- Material for this task

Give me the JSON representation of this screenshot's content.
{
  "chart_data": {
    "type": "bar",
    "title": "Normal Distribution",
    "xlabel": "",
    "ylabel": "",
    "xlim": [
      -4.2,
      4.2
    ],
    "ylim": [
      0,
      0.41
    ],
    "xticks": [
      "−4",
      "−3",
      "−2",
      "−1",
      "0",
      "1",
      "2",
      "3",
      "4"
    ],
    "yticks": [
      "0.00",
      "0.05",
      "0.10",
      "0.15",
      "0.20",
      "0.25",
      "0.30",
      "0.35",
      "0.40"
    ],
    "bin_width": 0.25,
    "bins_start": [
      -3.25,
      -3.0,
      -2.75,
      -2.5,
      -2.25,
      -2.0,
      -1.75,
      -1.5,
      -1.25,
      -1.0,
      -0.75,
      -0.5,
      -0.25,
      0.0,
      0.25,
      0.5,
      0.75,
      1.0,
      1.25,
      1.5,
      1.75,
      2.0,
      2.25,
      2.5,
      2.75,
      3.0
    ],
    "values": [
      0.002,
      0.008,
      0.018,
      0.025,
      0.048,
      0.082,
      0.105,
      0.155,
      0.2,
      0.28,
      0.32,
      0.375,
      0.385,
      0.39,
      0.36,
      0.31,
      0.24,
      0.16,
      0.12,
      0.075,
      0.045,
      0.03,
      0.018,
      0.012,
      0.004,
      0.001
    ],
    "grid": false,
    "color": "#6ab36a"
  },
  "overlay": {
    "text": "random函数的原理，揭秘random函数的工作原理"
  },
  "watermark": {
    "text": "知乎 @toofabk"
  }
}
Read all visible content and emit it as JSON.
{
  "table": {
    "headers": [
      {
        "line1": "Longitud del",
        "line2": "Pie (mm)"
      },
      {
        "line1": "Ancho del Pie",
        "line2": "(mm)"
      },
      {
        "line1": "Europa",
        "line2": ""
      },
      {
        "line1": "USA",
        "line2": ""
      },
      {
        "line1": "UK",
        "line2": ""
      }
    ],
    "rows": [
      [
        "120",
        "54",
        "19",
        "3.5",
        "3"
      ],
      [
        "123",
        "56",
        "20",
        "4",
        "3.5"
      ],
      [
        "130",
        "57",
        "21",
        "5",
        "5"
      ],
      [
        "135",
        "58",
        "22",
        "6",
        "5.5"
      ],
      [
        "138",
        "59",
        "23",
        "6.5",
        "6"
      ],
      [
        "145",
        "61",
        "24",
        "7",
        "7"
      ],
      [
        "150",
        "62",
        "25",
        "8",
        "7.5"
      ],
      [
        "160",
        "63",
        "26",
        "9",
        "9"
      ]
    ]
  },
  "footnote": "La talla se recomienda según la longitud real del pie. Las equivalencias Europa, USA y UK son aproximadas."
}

- Job
Extract every entry above as it appears.

- The reply
Give me the JSON representation of this screenshot's content.
{
  "chart_data": {
    "type": "bar",
    "title": "Normal Distribution",
    "xlabel": "",
    "ylabel": "",
    "xlim": [
      -4.2,
      4.2
    ],
    "ylim": [
      0,
      0.41
    ],
    "xticks": [
      "−4",
      "−3",
      "−2",
      "−1",
      "0",
      "1",
      "2",
      "3",
      "4"
    ],
    "yticks": [
      "0.00",
      "0.05",
      "0.10",
      "0.15",
      "0.20",
      "0.25",
      "0.30",
      "0.35",
      "0.40"
    ],
    "bin_width": 0.25,
    "bins_start": [
      -3.25,
      -3.0,
      -2.75,
      -2.5,
      -2.25,
      -2.0,
      -1.75,
      -1.5,
      -1.25,
      -1.0,
      -0.75,
      -0.5,
      -0.25,
      0.0,
      0.25,
      0.5,
      0.75,
      1.0,
      1.25,
      1.5,
      1.75,
      2.0,
      2.25,
      2.5,
      2.75,
      3.0
    ],
    "values": [
      0.002,
      0.008,
      0.018,
      0.025,
      0.048,
      0.082,
      0.105,
      0.155,
      0.2,
      0.28,
      0.32,
      0.375,
      0.385,
      0.39,
      0.36,
      0.31,
      0.24,
      0.16,
      0.12,
      0.075,
      0.045,
      0.03,
      0.018,
      0.012,
      0.004,
      0.001
    ],
    "grid": false,
    "color": "#6ab36a"
  },
  "overlay": {
    "text": "random函数的原理，揭秘random函数的工作原理"
  },
  "watermark": {
    "text": "知乎 @toofabk"
  }
}
Read all visible content and emit it as JSON.
{
  "table": {
    "headers": [
      {
        "line1": "Longitud del",
        "line2": "Pie (mm)"
      },
      {
        "line1": "Ancho del Pie",
        "line2": "(mm)"
      },
      {
        "line1": "Europa",
        "line2": ""
      },
      {
        "line1": "USA",
        "line2": ""
      },
      {
        "line1": "UK",
        "line2": ""
      }
    ],
    "rows": [
      [
        "120",
        "54",
        "19",
        "3.5",
        "3"
      ],
      [
        "123",
        "56",
        "20",
        "4",
        "3.5"
      ],
      [
        "130",
        "57",
        "21",
        "5",
        "5"
      ],
      [
        "135",
        "58",
        "22",
        "6",
        "5.5"
      ],
      [
        "138",
        "59",
        "23",
        "6.5",
        "6"
      ],
      [
        "145",
        "61",
        "24",
        "7",
        "7"
      ],
      [
        "150",
        "62",
        "25",
        "8",
        "7.5"
      ],
      [
        "160",
        "63",
        "26",
        "9",
        "9"
      ]
    ]
  },
  "footnote": "La talla se recomienda según la longitud real del pie. Las equivalencias Europa, USA y UK son aproximadas."
}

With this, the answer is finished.